[Exercise goal]
Where a line in the material below has the string "http", please report it.

[Records shown]
::::

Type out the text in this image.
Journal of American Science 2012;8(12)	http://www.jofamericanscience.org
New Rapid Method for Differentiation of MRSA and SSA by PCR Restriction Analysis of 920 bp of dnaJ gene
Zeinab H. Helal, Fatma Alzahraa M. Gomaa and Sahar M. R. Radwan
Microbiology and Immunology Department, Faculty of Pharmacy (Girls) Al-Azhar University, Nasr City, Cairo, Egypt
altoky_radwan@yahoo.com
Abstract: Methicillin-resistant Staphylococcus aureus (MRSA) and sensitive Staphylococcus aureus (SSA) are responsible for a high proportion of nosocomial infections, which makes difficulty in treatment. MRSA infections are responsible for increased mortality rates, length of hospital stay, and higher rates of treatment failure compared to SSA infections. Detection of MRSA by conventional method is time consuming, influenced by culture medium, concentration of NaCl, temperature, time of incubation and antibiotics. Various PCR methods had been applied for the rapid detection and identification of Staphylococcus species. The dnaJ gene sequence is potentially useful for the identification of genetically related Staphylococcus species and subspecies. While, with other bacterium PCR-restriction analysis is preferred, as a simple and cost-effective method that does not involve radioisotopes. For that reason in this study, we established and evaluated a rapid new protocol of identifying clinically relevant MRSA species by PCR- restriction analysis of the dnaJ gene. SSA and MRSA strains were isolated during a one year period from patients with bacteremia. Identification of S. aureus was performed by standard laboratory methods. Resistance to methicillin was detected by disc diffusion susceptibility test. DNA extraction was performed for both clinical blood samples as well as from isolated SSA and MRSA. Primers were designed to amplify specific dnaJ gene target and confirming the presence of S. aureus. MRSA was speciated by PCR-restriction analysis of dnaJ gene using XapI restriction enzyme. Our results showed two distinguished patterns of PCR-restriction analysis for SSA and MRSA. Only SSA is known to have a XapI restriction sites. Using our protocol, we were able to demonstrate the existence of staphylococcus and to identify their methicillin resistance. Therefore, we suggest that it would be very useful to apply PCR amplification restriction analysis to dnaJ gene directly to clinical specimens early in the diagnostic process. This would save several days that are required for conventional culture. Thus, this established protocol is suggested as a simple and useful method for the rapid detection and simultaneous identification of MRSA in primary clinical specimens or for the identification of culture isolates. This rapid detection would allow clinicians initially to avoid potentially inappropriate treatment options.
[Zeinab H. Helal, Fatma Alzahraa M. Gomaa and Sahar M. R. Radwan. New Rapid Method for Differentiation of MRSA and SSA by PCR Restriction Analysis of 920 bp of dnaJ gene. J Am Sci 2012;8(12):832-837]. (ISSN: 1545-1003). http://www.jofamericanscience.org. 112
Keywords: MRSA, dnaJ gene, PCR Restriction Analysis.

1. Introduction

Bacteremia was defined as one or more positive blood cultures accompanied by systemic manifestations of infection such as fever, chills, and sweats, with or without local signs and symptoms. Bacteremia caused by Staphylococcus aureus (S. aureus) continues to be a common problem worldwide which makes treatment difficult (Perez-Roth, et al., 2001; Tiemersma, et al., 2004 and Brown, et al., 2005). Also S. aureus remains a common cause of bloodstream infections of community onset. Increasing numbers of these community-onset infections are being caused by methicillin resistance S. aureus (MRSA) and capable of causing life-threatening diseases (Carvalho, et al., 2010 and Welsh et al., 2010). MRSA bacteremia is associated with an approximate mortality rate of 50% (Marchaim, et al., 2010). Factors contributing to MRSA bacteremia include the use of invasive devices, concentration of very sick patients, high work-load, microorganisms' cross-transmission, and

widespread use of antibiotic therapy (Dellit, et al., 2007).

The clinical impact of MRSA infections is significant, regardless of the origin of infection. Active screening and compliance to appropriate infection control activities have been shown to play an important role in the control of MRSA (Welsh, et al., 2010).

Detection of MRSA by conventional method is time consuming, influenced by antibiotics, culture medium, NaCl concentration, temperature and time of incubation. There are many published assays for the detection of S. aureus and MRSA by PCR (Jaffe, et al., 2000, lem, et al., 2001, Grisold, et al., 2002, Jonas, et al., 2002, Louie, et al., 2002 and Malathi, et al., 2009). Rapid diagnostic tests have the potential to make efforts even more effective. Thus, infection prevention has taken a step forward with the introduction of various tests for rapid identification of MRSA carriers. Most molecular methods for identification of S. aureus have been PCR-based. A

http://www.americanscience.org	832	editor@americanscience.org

::::

[Answer to this exercise]
Journal of American Science 2012;8(12)	http://www.jofamericanscience.org
[Zeinab H. Helal, Fatma Alzahraa M. Gomaa and Sahar M. R. Radwan. New Rapid Method for Differentiation of MRSA and SSA by PCR Restriction Analysis of 920 bp of dnaJ gene. J Am Sci 2012;8(12):832-837]. (ISSN: 1545-1003). http://www.jofamericanscience.org. 112
http://www.americanscience.org	832	editor@americanscience.org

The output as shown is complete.